- [Requests]:
[A] Translate this sentence from the Adriana Ferreyr biography into Spanish: "Ferreyr was born in Salvador, Bahia, Brazil, the daughter of Rogério Ferreiro, a civil engineer."
[B] Write out the part of the Adriana Ferreyr biography starting with "Her acting career" and going on through "(A Noviça Rebelde).", word for word.

Adriana Ferreyr (born 18 May 1983) is a Brazilian film, television, stage actress and entrepreneur.

Early life and education
Ferreyr was born in Salvador, Bahia, Brazil, the daughter of Rogério Ferreiro, a civil engineer.

Her acting career started in the theater at the age of eight when she joined the theater company of Fernando Peltier. She acted in several plays, among which: O Jardim das Borboletas (The Butterfly Garden), O Jardim das Abelhas (The Bees Garden), Turma da Mônica (Monica and her pals) and The Sound of Music (A Noviça Rebelde).

While taking classes at the Pontifical Catholic University of Rio de Janeiro, Ferreyr continued to pursue an acting career and, after two years, landed a role as a lead character in the prime time Sistema Brasileiro de Televisão soap opera Marisol (2002), playing Vanessa Lima do Vale, Marisol's adopted daughter.

In 2011, Ferreyr was pursuing a bachelor's degree at Columbia University School of General Studies.

Personal life
Ferreyr previously dated George Soros for 5 years. On August 10, 2011, Ferreyr filed a $50 million lawsuit against Soros for fraud, harassment, emotional distress, estoppel and assault and battery. In 2011 Soros tried to dismiss the lawsuit and was unsuccessful. In March 2013, Soros sued Ferreyr for defamation and assault.

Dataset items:
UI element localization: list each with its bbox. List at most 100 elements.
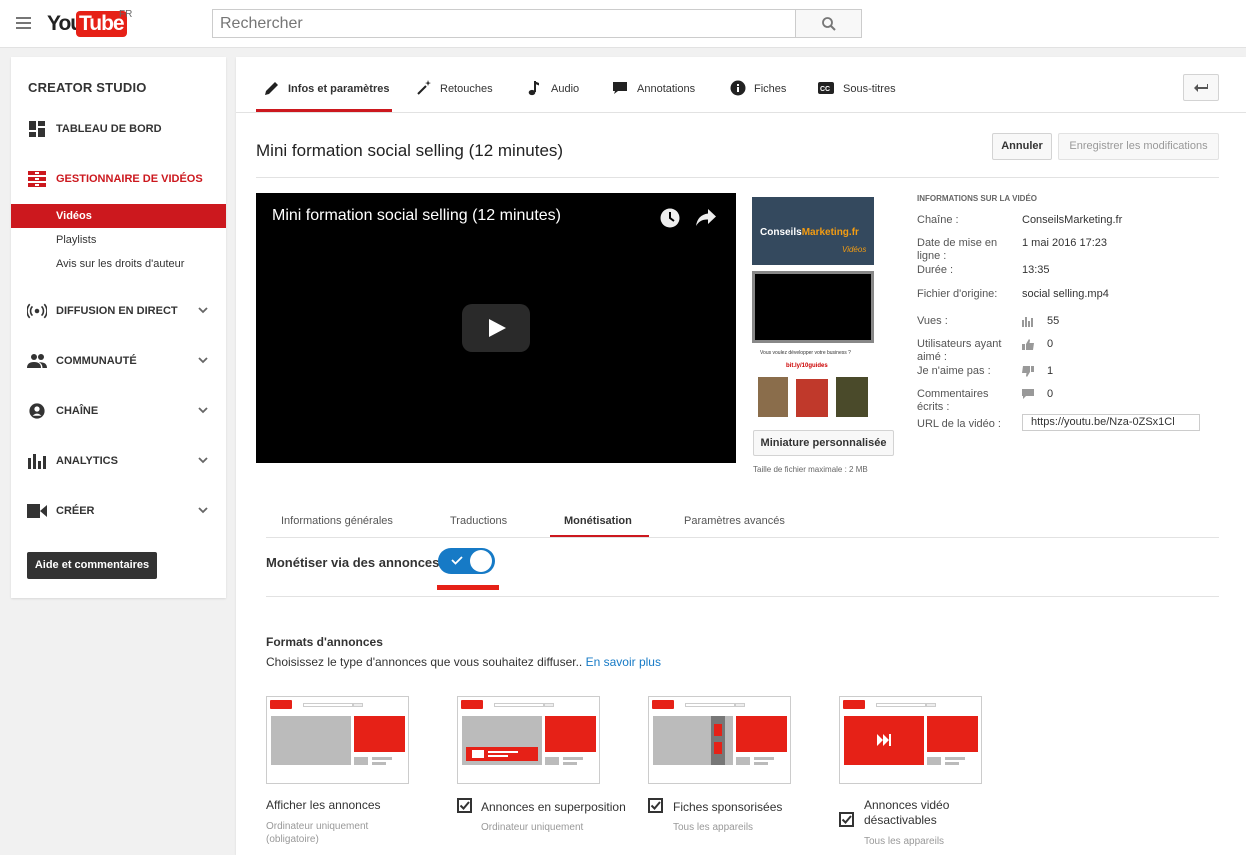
checkmark-icon — [459, 801, 470, 810]
sidebar-item-dashboard[interactable]: TABLEAU DE BORD — [11, 114, 226, 144]
sidebar-item-playlists[interactable]: Playlists — [11, 228, 226, 252]
video-area — [844, 716, 924, 765]
format-sub-overlay: Ordinateur uniquement — [481, 822, 584, 833]
tab-translations[interactable]: Traductions — [436, 502, 536, 538]
bar-chart-icon — [1022, 317, 1033, 327]
learn-more-link[interactable]: En savoir plus — [586, 655, 661, 669]
sidebar-item-create[interactable]: CRÉER — [11, 496, 226, 526]
sidebar-item-video-manager[interactable]: GESTIONNAIRE DE VIDÉOS — [11, 164, 226, 194]
monetize-toggle[interactable] — [438, 548, 495, 574]
thumbs-down-icon — [1022, 366, 1034, 377]
thumbnail-option-1[interactable]: ConseilsMarketing.fr Vidéos — [752, 197, 874, 265]
divider — [266, 596, 1219, 597]
monetize-label: Monétiser via des annonces — [266, 555, 440, 570]
max-file-size-note: Taille de fichier maximale : 2 MB — [753, 465, 868, 474]
sidebar-item-community[interactable]: COMMUNAUTÉ — [11, 346, 226, 376]
main-panel: Infos et paramètres Retouches Audio Anno… — [236, 57, 1246, 855]
tab-subtitles[interactable]: CC Sous-titres — [810, 57, 910, 112]
tab-monetization[interactable]: Monétisation — [550, 502, 649, 538]
save-changes-button[interactable]: Enregistrer les modifications — [1058, 133, 1219, 160]
format-name-sponsored: Fiches sponsorisées — [673, 800, 783, 814]
youtube-mini-logo — [652, 700, 674, 709]
closed-captions-icon: CC — [818, 82, 834, 94]
tab-enhancements[interactable]: Retouches — [408, 57, 518, 112]
play-button[interactable] — [462, 304, 530, 352]
format-sub-sponsored: Tous les appareils — [673, 822, 754, 833]
ad-format-card-sponsored — [648, 696, 791, 784]
video-manager-icon — [28, 171, 46, 187]
search-button[interactable] — [795, 9, 862, 38]
format-name-display: Afficher les annonces — [266, 798, 381, 812]
display-ad-block — [545, 716, 596, 752]
info-icon — [730, 80, 746, 96]
live-broadcast-icon — [27, 303, 47, 319]
youtube-mini-logo — [270, 700, 292, 709]
dashboard-icon — [29, 121, 45, 137]
watch-later-icon[interactable] — [660, 208, 680, 228]
tab-general-info[interactable]: Informations générales — [266, 502, 416, 538]
account-icon — [29, 403, 45, 419]
chevron-down-icon — [198, 357, 208, 364]
display-ad-block — [927, 716, 978, 752]
help-feedback-button[interactable]: Aide et commentaires — [27, 552, 157, 579]
sidebar-item-videos[interactable]: Vidéos — [11, 204, 226, 228]
video-settings-subtabs: Informations générales Traductions Monét… — [266, 502, 1219, 538]
video-player[interactable]: Mini formation social selling (12 minute… — [256, 193, 736, 463]
video-camera-icon — [27, 504, 47, 518]
cancel-button[interactable]: Annuler — [992, 133, 1052, 160]
search-input[interactable]: Rechercher — [212, 9, 796, 38]
sidebar-item-live[interactable]: DIFFUSION EN DIRECT — [11, 296, 226, 326]
checkmark-icon — [841, 815, 852, 824]
chevron-down-icon — [198, 457, 208, 464]
thumbnail-option-2-selected[interactable] — [752, 271, 874, 343]
tab-audio[interactable]: Audio — [518, 57, 598, 112]
menu-icon[interactable] — [16, 17, 31, 29]
format-sub-skippable: Tous les appareils — [864, 836, 945, 847]
ad-format-card-overlay — [457, 696, 600, 784]
community-icon — [27, 354, 47, 368]
tab-info-settings[interactable]: Infos et paramètres — [256, 57, 392, 112]
format-name-skippable: Annonces vidéo désactivables — [864, 798, 950, 827]
tabs-divider — [236, 112, 1246, 113]
checkmark-icon — [650, 801, 661, 810]
chevron-down-icon — [198, 507, 208, 514]
display-ad-block — [354, 716, 405, 752]
ad-format-card-skippable — [839, 696, 982, 784]
format-sub-display: Ordinateur uniquement (obligatoire) — [266, 821, 369, 845]
video-area — [653, 716, 733, 765]
thumbnail-option-3[interactable]: Vous voulez développer votre business ? … — [752, 349, 874, 419]
svg-text:CC: CC — [820, 86, 830, 93]
checkbox-skippable[interactable] — [839, 812, 854, 827]
youtube-mini-logo — [461, 700, 483, 709]
sidebar-item-copyright[interactable]: Avis sur les droits d'auteur — [11, 252, 226, 276]
tab-advanced-settings[interactable]: Paramètres avancés — [670, 502, 800, 538]
video-area — [462, 716, 542, 765]
editor-tabs: Infos et paramètres Retouches Audio Anno… — [256, 57, 1231, 112]
divider — [266, 537, 1219, 538]
share-icon[interactable] — [695, 208, 717, 228]
music-note-icon — [528, 81, 539, 96]
highlight-underline — [437, 585, 499, 590]
sidebar-item-analytics[interactable]: ANALYTICS — [11, 446, 226, 476]
toggle-knob — [470, 550, 492, 572]
player-title: Mini formation social selling (12 minute… — [272, 207, 561, 224]
chevron-down-icon — [198, 307, 208, 314]
format-name-overlay: Annonces en superposition — [481, 800, 626, 814]
checkmark-icon — [451, 556, 463, 565]
video-area — [271, 716, 351, 765]
back-arrow-icon — [1194, 83, 1208, 92]
video-url-field[interactable]: https://youtu.be/Nza-0ZSx1Cl — [1022, 414, 1200, 431]
sidebar-item-channel[interactable]: CHAÎNE — [11, 396, 226, 426]
sidebar-title: CREATOR STUDIO — [28, 80, 147, 95]
checkbox-overlay[interactable] — [457, 798, 472, 813]
page-title: Mini formation social selling (12 minute… — [256, 141, 564, 160]
checkbox-sponsored[interactable] — [648, 798, 663, 813]
tab-annotations[interactable]: Annotations — [604, 57, 714, 112]
youtube-mini-logo — [843, 700, 865, 709]
custom-thumbnail-button[interactable]: Miniature personnalisée — [753, 430, 894, 456]
analytics-icon — [28, 454, 46, 469]
back-button[interactable] — [1183, 74, 1219, 101]
tab-cards[interactable]: Fiches — [722, 57, 802, 112]
thumbs-up-icon — [1022, 339, 1034, 350]
ad-format-card-display — [266, 696, 409, 784]
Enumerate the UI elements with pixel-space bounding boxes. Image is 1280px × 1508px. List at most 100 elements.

- [Outputs]:
[A] Ferreyr nació en Salvador, Bahía, Brasil, hija de Rogério Ferreiro, ingeniero civil.

[B]
Her acting career started in the theater at the age of eight when she joined the theater company of Fernando Peltier. She acted in several plays, among which: O Jardim das Borboletas (The Butterfly Garden), O Jardim das Abelhas (The Bees Garden), Turma da Mônica (Monica and her pals) and The Sound of Music (A Noviça Rebelde).